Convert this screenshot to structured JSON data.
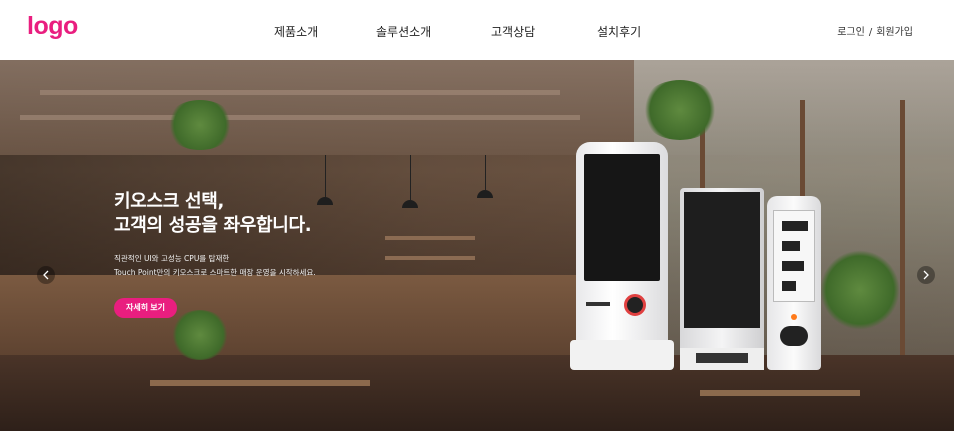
{
  "header": {
    "logo": "logo",
    "nav": [
      {
        "label": "제품소개"
      },
      {
        "label": "솔루션소개"
      },
      {
        "label": "고객상담"
      },
      {
        "label": "설치후기"
      }
    ],
    "auth": {
      "login": "로그인",
      "separator": "/",
      "signup": "회원가입"
    }
  },
  "hero": {
    "headline_line1": "키오스크 선택,",
    "headline_line2": "고객의 성공을 좌우합니다.",
    "sub_line1": "직관적인 UI와 고성능 CPU를 탑재한",
    "sub_line2": "Touch Point만의 키오스크로 스마트한 매장 운영을 시작하세요.",
    "cta_label": "자세히 보기",
    "prev_icon": "chevron-left-icon",
    "next_icon": "chevron-right-icon"
  },
  "colors": {
    "accent": "#e91e7f",
    "text_dark": "#222222",
    "header_bg": "#ffffff"
  }
}
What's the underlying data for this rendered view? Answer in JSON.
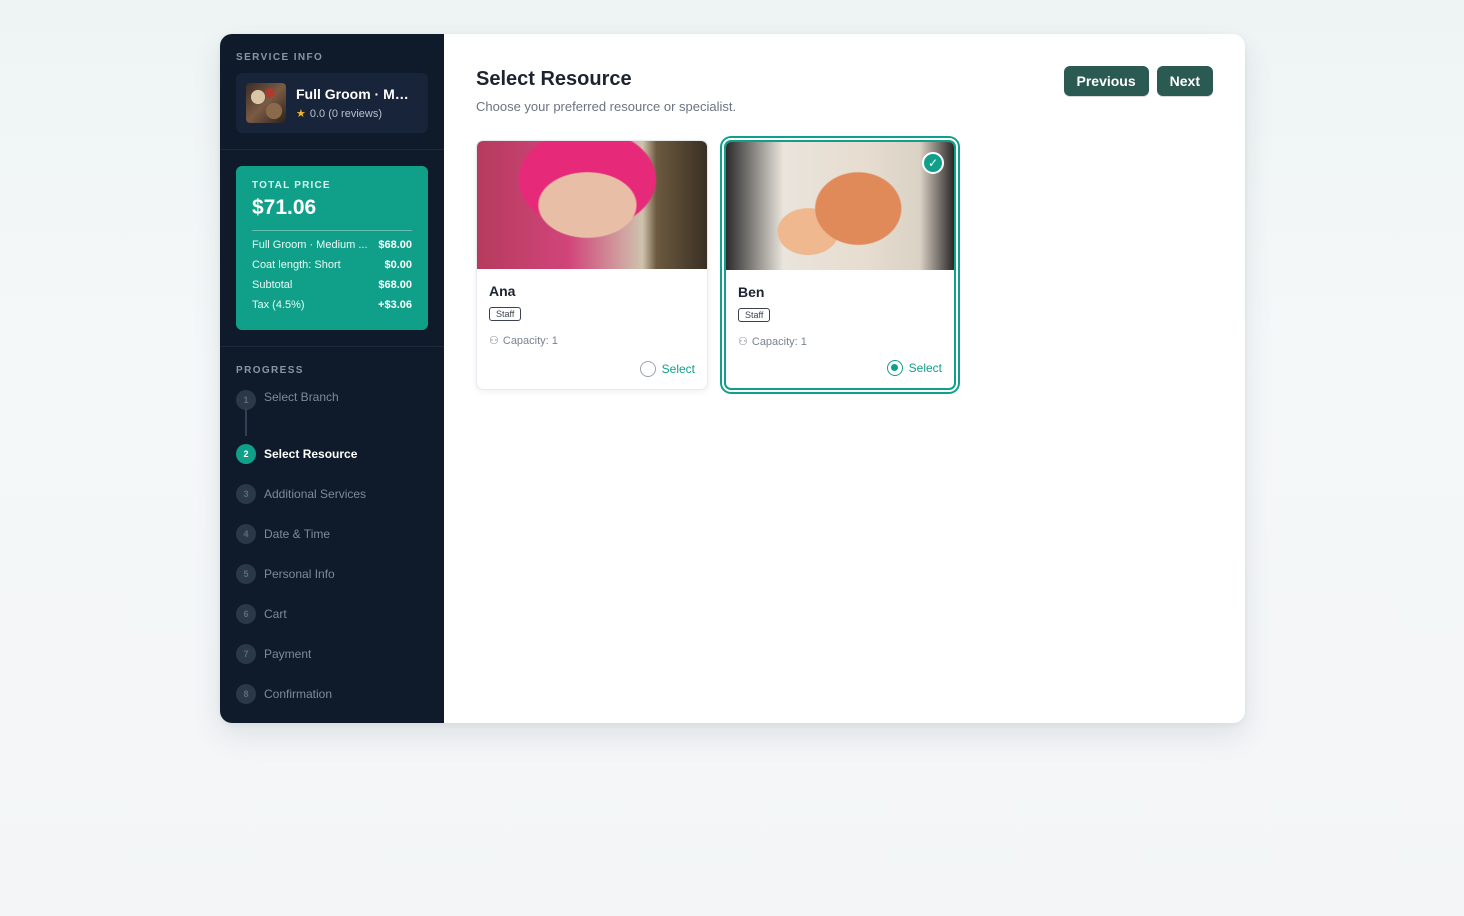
{
  "sidebar": {
    "service_info_label": "SERVICE INFO",
    "service": {
      "title": "Full Groom · Me...",
      "rating": "0.0 (0 reviews)"
    },
    "price": {
      "label": "TOTAL PRICE",
      "total": "$71.06",
      "rows": [
        {
          "label": "Full Groom · Medium ...",
          "value": "$68.00"
        },
        {
          "label": "Coat length: Short",
          "value": "$0.00"
        },
        {
          "label": "Subtotal",
          "value": "$68.00"
        },
        {
          "label": "Tax (4.5%)",
          "value": "+$3.06"
        }
      ]
    },
    "progress_label": "PROGRESS",
    "steps": [
      {
        "num": "1",
        "name": "Select Branch"
      },
      {
        "num": "2",
        "name": "Select Resource"
      },
      {
        "num": "3",
        "name": "Additional Services"
      },
      {
        "num": "4",
        "name": "Date & Time"
      },
      {
        "num": "5",
        "name": "Personal Info"
      },
      {
        "num": "6",
        "name": "Cart"
      },
      {
        "num": "7",
        "name": "Payment"
      },
      {
        "num": "8",
        "name": "Confirmation"
      }
    ],
    "active_step": 2
  },
  "main": {
    "title": "Select Resource",
    "subtitle": "Choose your preferred resource or specialist.",
    "prev_label": "Previous",
    "next_label": "Next",
    "resources": [
      {
        "name": "Ana",
        "badge": "Staff",
        "capacity": "Capacity: 1",
        "select_label": "Select",
        "selected": false
      },
      {
        "name": "Ben",
        "badge": "Staff",
        "capacity": "Capacity: 1",
        "select_label": "Select",
        "selected": true
      }
    ]
  },
  "colors": {
    "accent": "#10a08a",
    "sidebar_bg": "#0f1a2a",
    "button_bg": "#2a5a52"
  },
  "icons": {
    "rating": "star-icon",
    "capacity": "capacity-icon",
    "selected": "check-icon"
  }
}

════════════════

_Instruction_: Pick each line holding the word "Groom" out of the listing.

_Result below_:
      "title": "Full Groom · Me...",
          "label": "Full Groom · Medium ...",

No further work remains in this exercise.